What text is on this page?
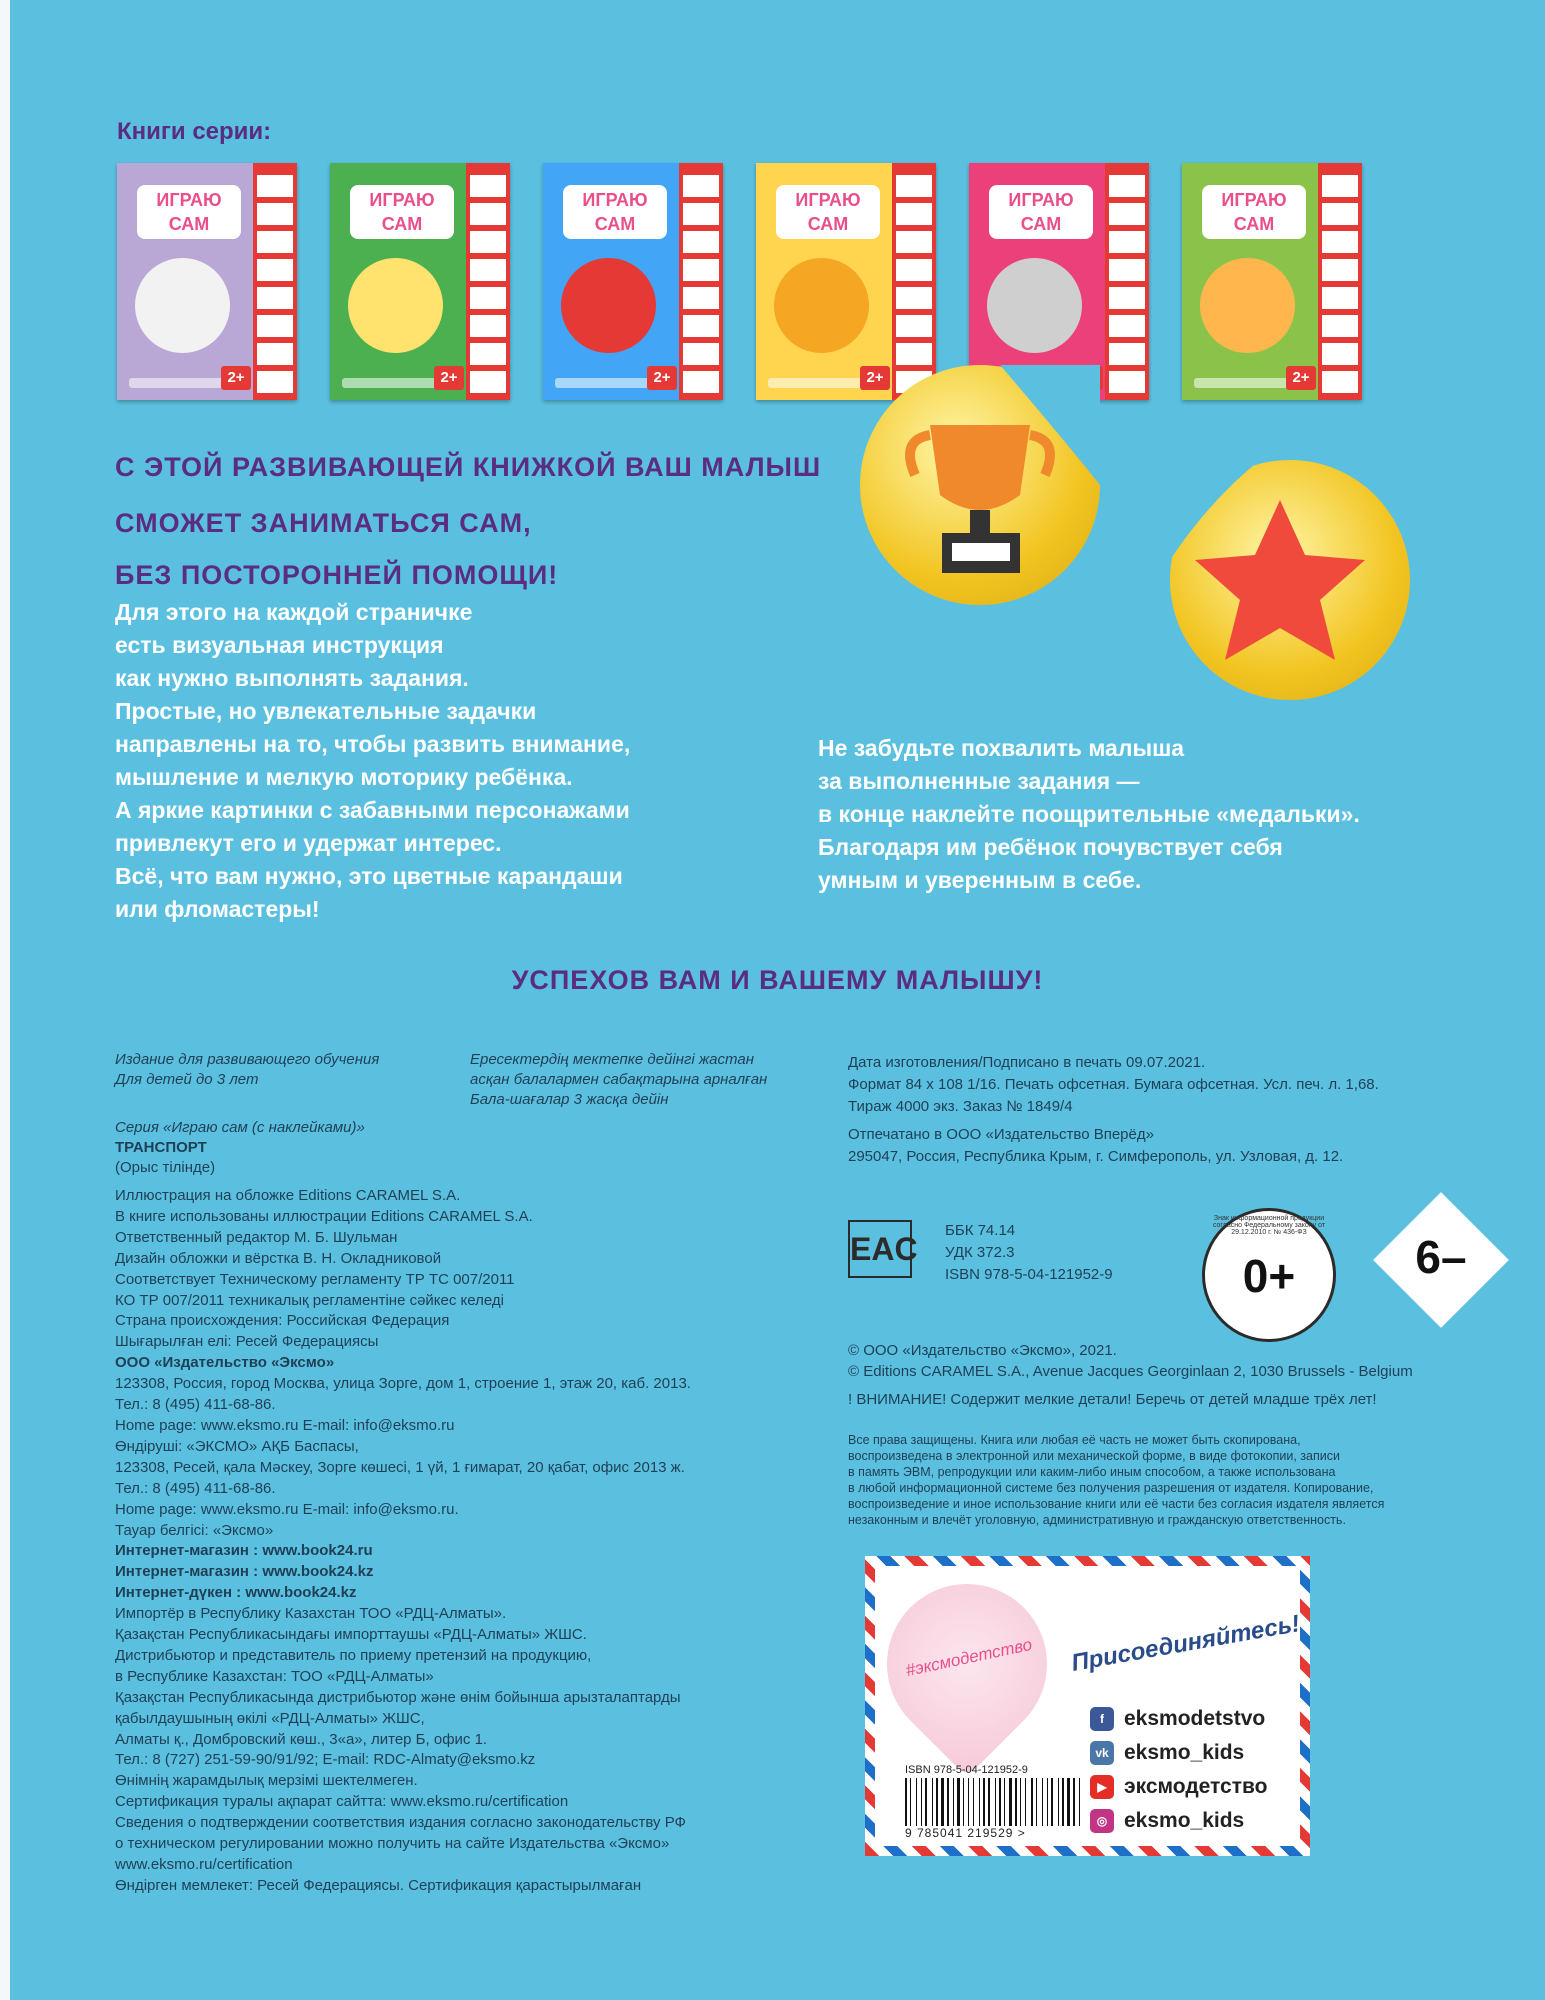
Книги серии:
ИГРАЮ
САМ
2+
ИГРАЮ
САМ
2+
ИГРАЮ
САМ
2+
ИГРАЮ
САМ
2+
ИГРАЮ
САМ
ИГРАЮ
САМ
2+
С ЭТОЙ РАЗВИВАЮЩЕЙ КНИЖКОЙ ВАШ МАЛЫШ
СМОЖЕТ ЗАНИМАТЬСЯ САМ,
БЕЗ ПОСТОРОННЕЙ ПОМОЩИ!
Для этого на каждой страничке
есть визуальная инструкция
как нужно выполнять задания.
Простые, но увлекательные задачки
направлены на то, чтобы развить внимание,
мышление и мелкую моторику ребёнка.
А яркие картинки с забавными персонажами
привлекут его и удержат интерес.
Всё, что вам нужно, это цветные карандаши
или фломастеры!
Не забудьте похвалить малыша
за выполненные задания —
в конце наклейте поощрительные «медальки».
Благодаря им ребёнок почувствует себя
умным и уверенным в себе.
УСПЕХОВ ВАМ И ВАШЕМУ МАЛЫШУ!
Издание для развивающего обучения
Для детей до 3 лет
Ересектердің мектепке дейінгі жастан
асқан балалармен сабақтарына арналған
Бала-шағалар 3 жасқа дейін
Дата изготовления/Подписано в печать 09.07.2021.
Формат 84 x 108 1/16. Печать офсетная. Бумага офсетная. Усл. печ. л. 1,68.
Тираж 4000 экз. Заказ № 1849/4
Отпечатано в ООО «Издательство Вперёд»
295047, Россия, Республика Крым, г. Симферополь, ул. Узловая, д. 12.
Серия «Играю сам (с наклейками)»
ТРАНСПОРТ
(Орыс тілінде)
Иллюстрация на обложке Editions CARAMEL S.A.
В книге использованы иллюстрации Editions CARAMEL S.A.
Ответственный редактор М. Б. Шульман
Дизайн обложки и вёрстка В. Н. Окладниковой
Соответствует Техническому регламенту ТР ТС 007/2011
КО ТР 007/2011 техникалық регламентіне сәйкес келеді
Страна происхождения: Российская Федерация
Шығарылған елі: Ресей Федерациясы
ООО «Издательство «Эксмо»
123308, Россия, город Москва, улица Зорге, дом 1, строение 1, этаж 20, каб. 2013.
Тел.: 8 (495) 411-68-86.
Home page: www.eksmo.ru E-mail: info@eksmo.ru
Өндіруші: «ЭКСМО» АҚБ Баспасы,
123308, Ресей, қала Мәскеу, Зорге көшесі, 1 үй, 1 ғимарат, 20 қабат, офис 2013 ж.
Тел.: 8 (495) 411-68-86.
Home page: www.eksmo.ru E-mail: info@eksmo.ru.
Тауар белгісі: «Эксмо»
Интернет-магазин : www.book24.ru
Интернет-магазин : www.book24.kz
Интернет-дүкен : www.book24.kz
Импортёр в Республику Казахстан ТОО «РДЦ-Алматы».
Қазақстан Республикасындағы импорттаушы «РДЦ-Алматы» ЖШС.
Дистрибьютор и представитель по приему претензий на продукцию,
в Республике Казахстан: ТОО «РДЦ-Алматы»
Қазақстан Республикасында дистрибьютор және өнім бойынша арызталаптарды
қабылдаушының өкілі «РДЦ-Алматы» ЖШС,
Алматы қ., Домбровский көш., 3«а», литер Б, офис 1.
Тел.: 8 (727) 251-59-90/91/92; E-mail: RDC-Almaty@eksmo.kz
Өнімнің жарамдылық мерзімі шектелмеген.
Сертификация туралы ақпарат сайтта: www.eksmo.ru/certification
Сведения о подтверждении соответствия издания согласно законодательству РФ
о техническом регулировании можно получить на сайте Издательства «Эксмо»
www.eksmo.ru/certification
Өндірген мемлекет: Ресей Федерациясы. Сертификация қарастырылмаған
EAC
ББК 74.14
УДК 372.3
ISBN 978-5-04-121952-9	0+
Знак информационной продукции согласно Федеральному закону от 29.12.2010 г. № 436-ФЗ	6–
© ООО «Издательство «Эксмо», 2021.
© Editions CARAMEL S.A., Avenue Jacques Georginlaan 2, 1030 Brussels - Belgium
! ВНИМАНИЕ! Содержит мелкие детали! Беречь от детей младше трёх лет!
Все права защищены. Книга или любая её часть не может быть скопирована,
воспроизведена в электронной или механической форме, в виде фотокопии, записи
в память ЭВМ, репродукции или каким-либо иным способом, а также использована
в любой информационной системе без получения разрешения от издателя. Копирование,
воспроизведение и иное использование книги или её части без согласия издателя является
незаконным и влечёт уголовную, административную и гражданскую ответственность.
#эксмодетство	Присоединяйтесь!
f eksmodetstvo
vk eksmo_kids
▶ эксмодетство
◎ eksmo_kids
ISBN 978-5-04-121952-9
9 785041 219529 >
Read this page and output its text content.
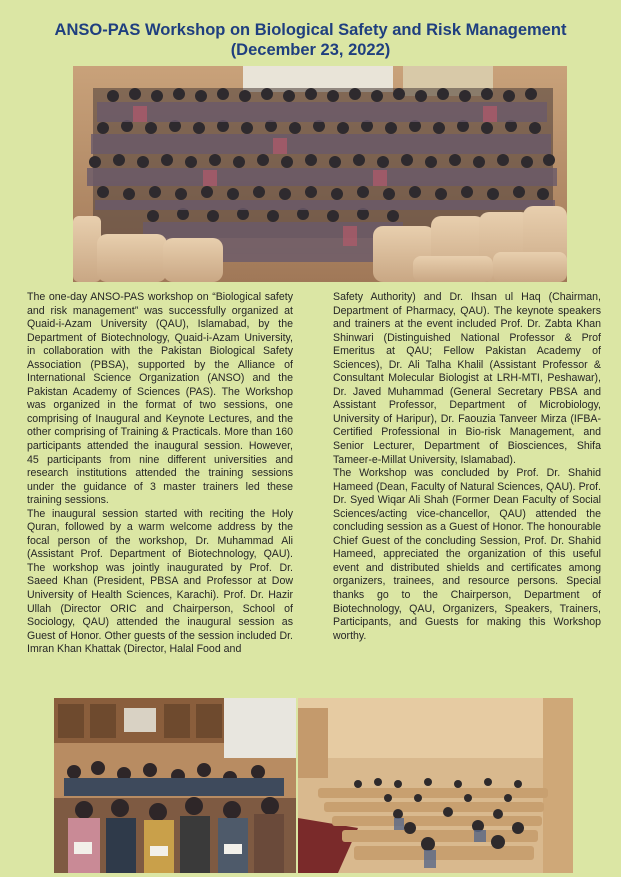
ANSO-PAS Workshop on Biological Safety and Risk Management
(December 23, 2022)

The one-day ANSO-PAS workshop on “Biological safety and risk management” was successfully organized at Quaid-i-Azam University (QAU), Islamabad, by the Department of Biotechnology, Quaid-i-Azam University, in collaboration with the Pakistan Biological Safety Association (PBSA), supported by the Alliance of International Science Organization (ANSO) and the Pakistan Academy of Sciences (PAS). The Workshop was organized in the format of two sessions, one comprising of Inaugural and Keynote Lectures, and the other comprising of Training & Practicals. More than 160 participants attended the inaugural session. However, 45 participants from nine different universities and research institutions attended the training sessions under the guidance of 3 master trainers led these training sessions.

The inaugural session started with reciting the Holy Quran, followed by a warm welcome address by the focal person of the workshop, Dr. Muhammad Ali (Assistant Prof. Department of Biotechnology, QAU). The workshop was jointly inaugurated by Prof. Dr. Saeed Khan (President, PBSA and Professor at Dow University of Health Sciences, Karachi). Prof. Dr. Hazir Ullah (Director ORIC and Chairperson, School of Sociology, QAU) attended the inaugural session as Guest of Honor. Other guests of the session included Dr. Imran Khan Khattak (Director, Halal Food and

Safety Authority) and Dr. Ihsan ul Haq (Chairman, Department of Pharmacy, QAU). The keynote speakers and trainers at the event included Prof. Dr. Zabta Khan Shinwari (Distinguished National Professor & Prof Emeritus at QAU; Fellow Pakistan Academy of Sciences), Dr. Ali Talha Khalil (Assistant Professor & Consultant Molecular Biologist at LRH-MTI, Peshawar), Dr. Javed Muhammad (General Secretary PBSA and Assistant Professor, Department of Microbiology, University of Haripur), Dr. Faouzia Tanveer Mirza (IFBA-Certified Professional in Bio-risk Management, and Senior Lecturer, Department of Biosciences, Shifa Tameer-e-Millat University, Islamabad).

The Workshop was concluded by Prof. Dr. Shahid Hameed (Dean, Faculty of Natural Sciences, QAU). Prof. Dr. Syed Wiqar Ali Shah (Former Dean Faculty of Social Sciences/acting vice-chancellor, QAU) attended the concluding session as a Guest of Honor. The honourable Chief Guest of the concluding Session, Prof. Dr. Shahid Hameed, appreciated the organization of this useful event and distributed shields and certificates among organizers, trainees, and resource persons. Special thanks go to the Chairperson, Department of Biotechnology, QAU, Organizers, Speakers, Trainers, Participants, and Guests for making this Workshop worthy.
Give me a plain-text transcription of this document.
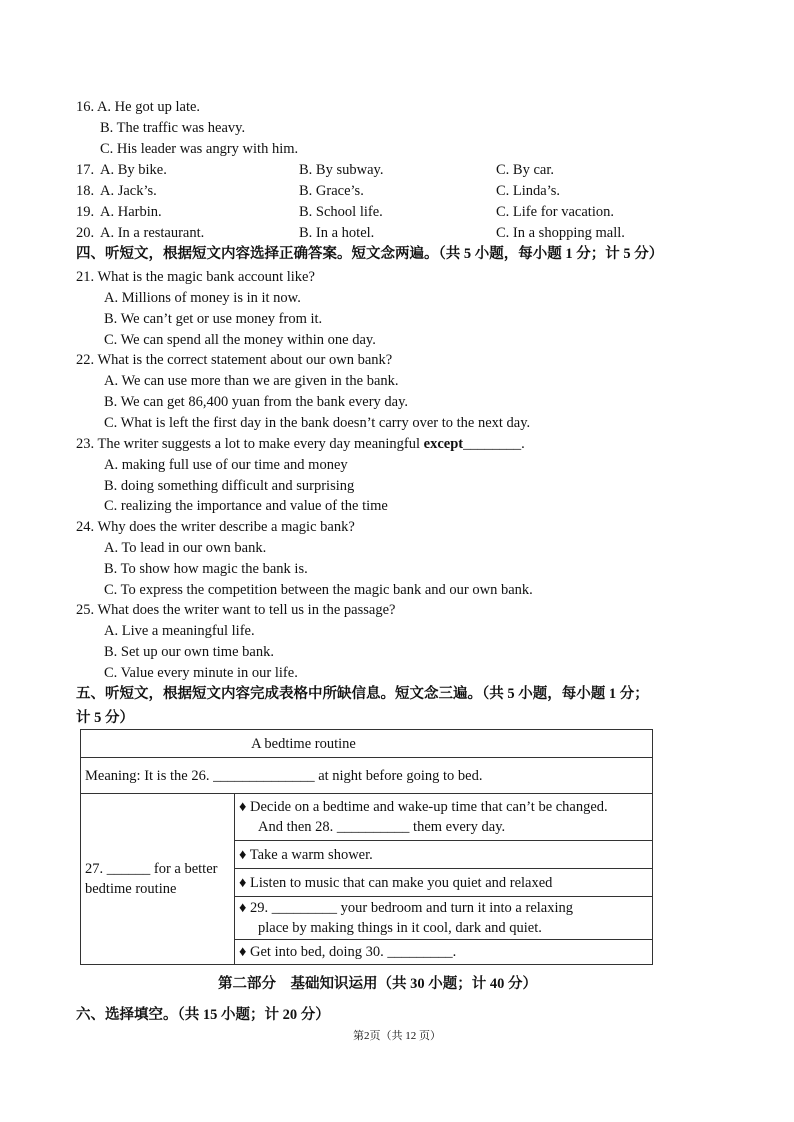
16. A. He got up late.
B. The traffic was heavy.
C. His leader was angry with him.
17. A. By bike.	B. By subway.	C. By car.
18. A. Jack’s.	B. Grace’s.	C. Linda’s.
19. A. Harbin.	B. School life.	C. Life for vacation.
20. A. In a restaurant.	B. In a hotel.	C. In a shopping mall.
四、听短文，根据短文内容选择正确答案。短文念两遍。（共 5 小题，每小题 1 分；计 5 分）
21. What is the magic bank account like?
A. Millions of money is in it now.
B. We can’t get or use money from it.
C. We can spend all the money within one day.
22. What is the correct statement about our own bank?
A. We can use more than we are given in the bank.
B. We can get 86,400 yuan from the bank every day.
C. What is left the first day in the bank doesn’t carry over to the next day.
23. The writer suggests a lot to make every day meaningful except________.
A. making full use of our time and money
B. doing something difficult and surprising
C. realizing the importance and value of the time
24. Why does the writer describe a magic bank?
A. To lead in our own bank.
B. To show how magic the bank is.
C. To express the competition between the magic bank and our own bank.
25. What does the writer want to tell us in the passage?
A. Live a meaningful life.
B. Set up our own time bank.
C. Value every minute in our life.
五、听短文，根据短文内容完成表格中所缺信息。短文念三遍。（共 5 小题，每小题 1 分；
计 5 分）
A bedtime routine
Meaning: It is the 26. ______________ at night before going to bed.

27. ______ for a better
bedtime routine

♦ Decide on a bedtime and wake-up time that can’t be changed.
And then 28. __________ them every day.

♦ Take a warm shower.

♦ Listen to music that can make you quiet and relaxed

♦ 29. _________ your bedroom and turn it into a relaxing
place by making things in it cool, dark and quiet.

♦ Get into bed, doing 30. _________.
第二部分　基础知识运用（共 30 小题；计 40 分）
六、选择填空。（共 15 小题；计 20 分）
第2页（共 12 页）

_Description of the task:_
Go over the records above and tally the lines with the word "согласно" in them. Give the number alone.

_Solution to this task:_
2